Stored records –
○ ○ ○ ○

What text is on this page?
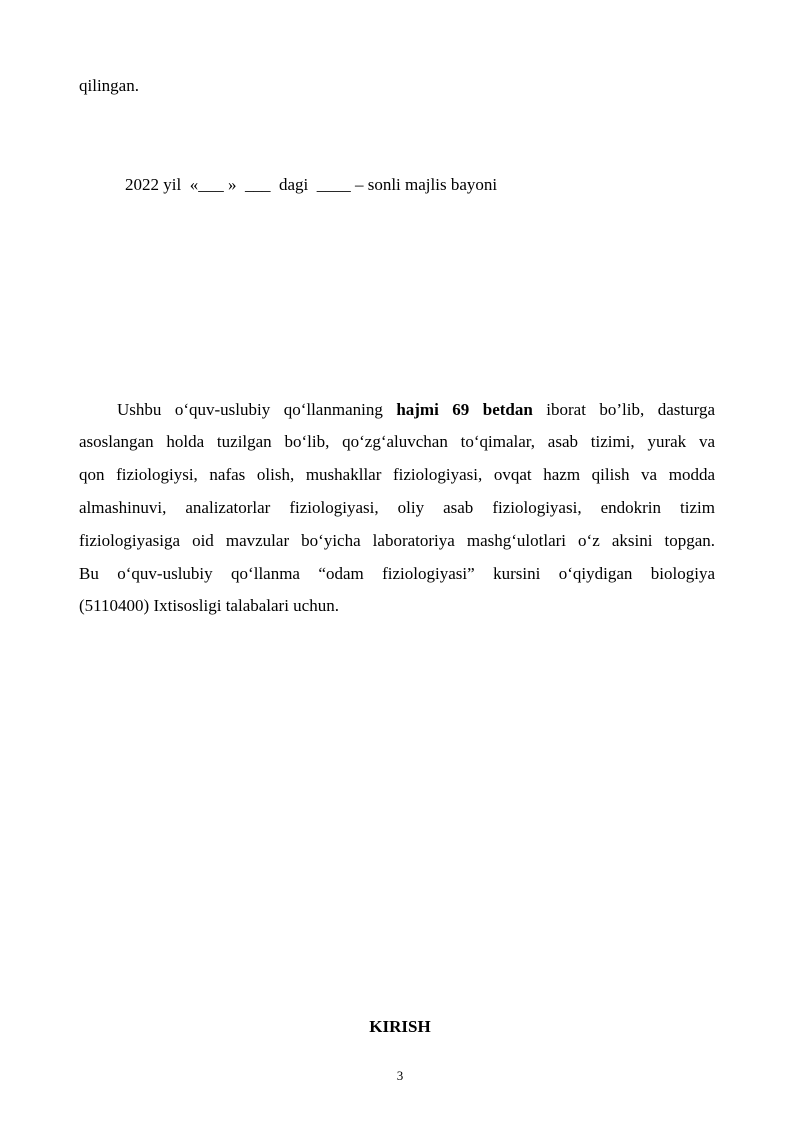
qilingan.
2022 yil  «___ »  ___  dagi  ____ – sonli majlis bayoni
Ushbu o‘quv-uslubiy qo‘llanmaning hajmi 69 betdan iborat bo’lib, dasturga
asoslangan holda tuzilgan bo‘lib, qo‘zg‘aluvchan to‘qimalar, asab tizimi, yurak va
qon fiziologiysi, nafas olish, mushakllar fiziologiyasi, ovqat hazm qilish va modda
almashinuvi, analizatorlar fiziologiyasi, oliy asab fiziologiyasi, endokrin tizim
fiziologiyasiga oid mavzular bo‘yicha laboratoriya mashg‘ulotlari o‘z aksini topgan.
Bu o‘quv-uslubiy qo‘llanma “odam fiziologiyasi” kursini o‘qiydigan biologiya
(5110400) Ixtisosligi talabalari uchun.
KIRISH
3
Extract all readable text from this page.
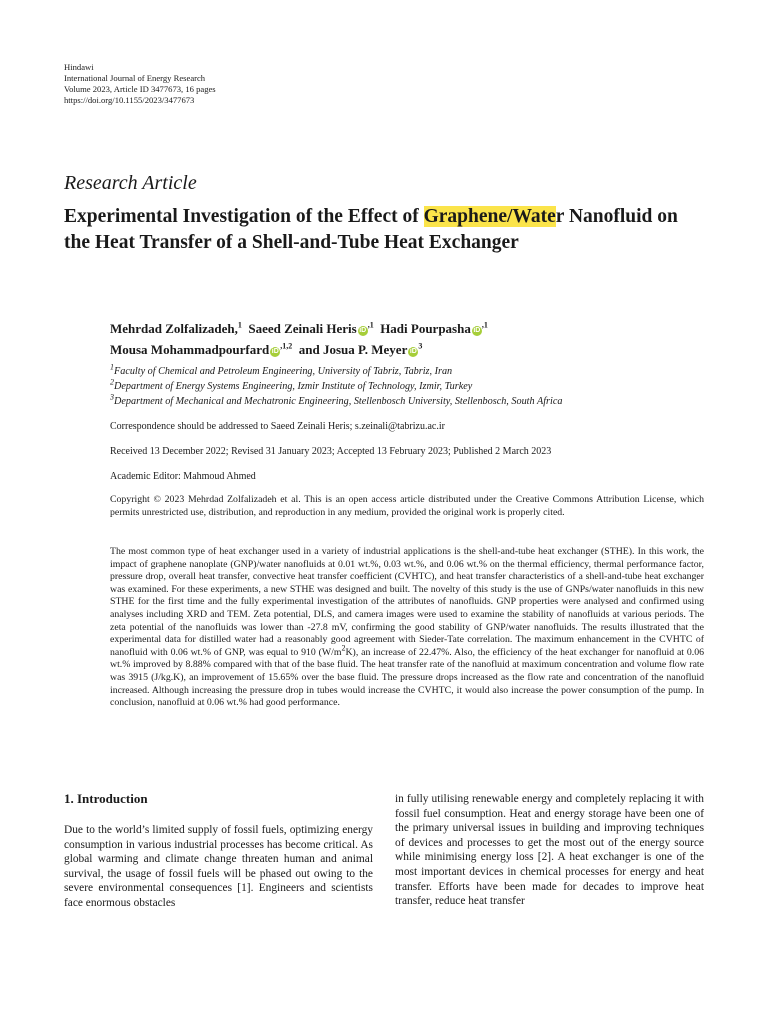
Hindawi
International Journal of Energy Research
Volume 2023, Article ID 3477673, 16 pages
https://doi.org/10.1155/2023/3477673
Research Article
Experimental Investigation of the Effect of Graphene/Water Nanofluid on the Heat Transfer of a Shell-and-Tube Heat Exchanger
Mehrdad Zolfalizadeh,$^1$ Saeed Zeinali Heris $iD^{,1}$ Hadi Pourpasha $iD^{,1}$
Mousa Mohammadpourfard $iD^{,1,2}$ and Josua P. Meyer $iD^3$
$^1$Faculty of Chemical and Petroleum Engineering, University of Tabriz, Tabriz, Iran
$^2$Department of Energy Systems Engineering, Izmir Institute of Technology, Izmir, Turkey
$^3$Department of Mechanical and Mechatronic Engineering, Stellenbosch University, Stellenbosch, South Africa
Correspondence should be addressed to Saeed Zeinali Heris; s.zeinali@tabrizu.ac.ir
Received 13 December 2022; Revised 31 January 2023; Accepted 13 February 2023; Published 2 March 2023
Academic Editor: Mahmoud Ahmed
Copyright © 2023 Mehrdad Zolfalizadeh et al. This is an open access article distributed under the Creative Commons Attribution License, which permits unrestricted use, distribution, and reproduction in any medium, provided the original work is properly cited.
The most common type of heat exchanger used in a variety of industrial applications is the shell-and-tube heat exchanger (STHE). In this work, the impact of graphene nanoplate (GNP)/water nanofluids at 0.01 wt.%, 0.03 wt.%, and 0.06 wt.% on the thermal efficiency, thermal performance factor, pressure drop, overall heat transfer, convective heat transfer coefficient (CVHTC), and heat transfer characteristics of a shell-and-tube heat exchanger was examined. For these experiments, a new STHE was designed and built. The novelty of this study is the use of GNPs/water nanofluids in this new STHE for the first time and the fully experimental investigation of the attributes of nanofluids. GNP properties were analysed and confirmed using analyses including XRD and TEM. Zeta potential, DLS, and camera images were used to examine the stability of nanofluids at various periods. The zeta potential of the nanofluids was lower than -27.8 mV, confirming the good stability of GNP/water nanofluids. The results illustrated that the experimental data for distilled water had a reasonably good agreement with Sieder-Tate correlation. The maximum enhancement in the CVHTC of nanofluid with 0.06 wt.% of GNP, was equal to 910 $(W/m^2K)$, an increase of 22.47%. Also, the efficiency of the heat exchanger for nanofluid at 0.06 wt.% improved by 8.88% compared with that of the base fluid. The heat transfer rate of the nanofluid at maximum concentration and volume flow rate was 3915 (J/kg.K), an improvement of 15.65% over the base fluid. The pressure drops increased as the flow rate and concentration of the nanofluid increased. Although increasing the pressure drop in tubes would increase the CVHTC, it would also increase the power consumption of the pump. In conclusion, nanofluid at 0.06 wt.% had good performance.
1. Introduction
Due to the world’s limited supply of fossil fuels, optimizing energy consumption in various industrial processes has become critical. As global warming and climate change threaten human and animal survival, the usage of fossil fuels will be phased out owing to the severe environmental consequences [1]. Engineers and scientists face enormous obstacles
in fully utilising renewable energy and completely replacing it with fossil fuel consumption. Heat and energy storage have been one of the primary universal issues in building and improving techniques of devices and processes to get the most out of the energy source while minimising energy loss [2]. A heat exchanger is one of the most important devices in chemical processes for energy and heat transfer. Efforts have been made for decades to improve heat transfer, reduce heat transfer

○ ○ ○ ○

Set down the material above as is, without any pictures.

What text is on this page?
qilingan.
2022 yil  «___ »  ___  dagi  ____ – sonli majlis bayoni
Ushbu o‘quv-uslubiy qo‘llanmaning hajmi 69 betdan iborat bo’lib, dasturga
asoslangan holda tuzilgan bo‘lib, qo‘zg‘aluvchan to‘qimalar, asab tizimi, yurak va
qon fiziologiysi, nafas olish, mushakllar fiziologiyasi, ovqat hazm qilish va modda
almashinuvi, analizatorlar fiziologiyasi, oliy asab fiziologiyasi, endokrin tizim
fiziologiyasiga oid mavzular bo‘yicha laboratoriya mashg‘ulotlari o‘z aksini topgan.
Bu o‘quv-uslubiy qo‘llanma “odam fiziologiyasi” kursini o‘qiydigan biologiya
(5110400) Ixtisosligi talabalari uchun.
KIRISH
3
Extract all readable text from this page.
Hindawi
International Journal of Energy Research
Volume 2023, Article ID 3477673, 16 pages
https://doi.org/10.1155/2023/3477673
Research Article
Experimental Investigation of the Effect of Graphene/Water Nanofluid on the Heat Transfer of a Shell-and-Tube Heat Exchanger
Mehrdad Zolfalizadeh,$^1$ Saeed Zeinali Heris $iD^{,1}$ Hadi Pourpasha $iD^{,1}$
Mousa Mohammadpourfard $iD^{,1,2}$ and Josua P. Meyer $iD^3$
$^1$Faculty of Chemical and Petroleum Engineering, University of Tabriz, Tabriz, Iran
$^2$Department of Energy Systems Engineering, Izmir Institute of Technology, Izmir, Turkey
$^3$Department of Mechanical and Mechatronic Engineering, Stellenbosch University, Stellenbosch, South Africa
Correspondence should be addressed to Saeed Zeinali Heris; s.zeinali@tabrizu.ac.ir
Received 13 December 2022; Revised 31 January 2023; Accepted 13 February 2023; Published 2 March 2023
Academic Editor: Mahmoud Ahmed
Copyright © 2023 Mehrdad Zolfalizadeh et al. This is an open access article distributed under the Creative Commons Attribution License, which permits unrestricted use, distribution, and reproduction in any medium, provided the original work is properly cited.
The most common type of heat exchanger used in a variety of industrial applications is the shell-and-tube heat exchanger (STHE). In this work, the impact of graphene nanoplate (GNP)/water nanofluids at 0.01 wt.%, 0.03 wt.%, and 0.06 wt.% on the thermal efficiency, thermal performance factor, pressure drop, overall heat transfer, convective heat transfer coefficient (CVHTC), and heat transfer characteristics of a shell-and-tube heat exchanger was examined. For these experiments, a new STHE was designed and built. The novelty of this study is the use of GNPs/water nanofluids in this new STHE for the first time and the fully experimental investigation of the attributes of nanofluids. GNP properties were analysed and confirmed using analyses including XRD and TEM. Zeta potential, DLS, and camera images were used to examine the stability of nanofluids at various periods. The zeta potential of the nanofluids was lower than -27.8 mV, confirming the good stability of GNP/water nanofluids. The results illustrated that the experimental data for distilled water had a reasonably good agreement with Sieder-Tate correlation. The maximum enhancement in the CVHTC of nanofluid with 0.06 wt.% of GNP, was equal to 910 $(W/m^2K)$, an increase of 22.47%. Also, the efficiency of the heat exchanger for nanofluid at 0.06 wt.% improved by 8.88% compared with that of the base fluid. The heat transfer rate of the nanofluid at maximum concentration and volume flow rate was 3915 (J/kg.K), an improvement of 15.65% over the base fluid. The pressure drops increased as the flow rate and concentration of the nanofluid increased. Although increasing the pressure drop in tubes would increase the CVHTC, it would also increase the power consumption of the pump. In conclusion, nanofluid at 0.06 wt.% had good performance.
1. Introduction
Due to the world’s limited supply of fossil fuels, optimizing energy consumption in various industrial processes has become critical. As global warming and climate change threaten human and animal survival, the usage of fossil fuels will be phased out owing to the severe environmental consequences [1]. Engineers and scientists face enormous obstacles
in fully utilising renewable energy and completely replacing it with fossil fuel consumption. Heat and energy storage have been one of the primary universal issues in building and improving techniques of devices and processes to get the most out of the energy source while minimising energy loss [2]. A heat exchanger is one of the most important devices in chemical processes for energy and heat transfer. Efforts have been made for decades to improve heat transfer, reduce heat transfer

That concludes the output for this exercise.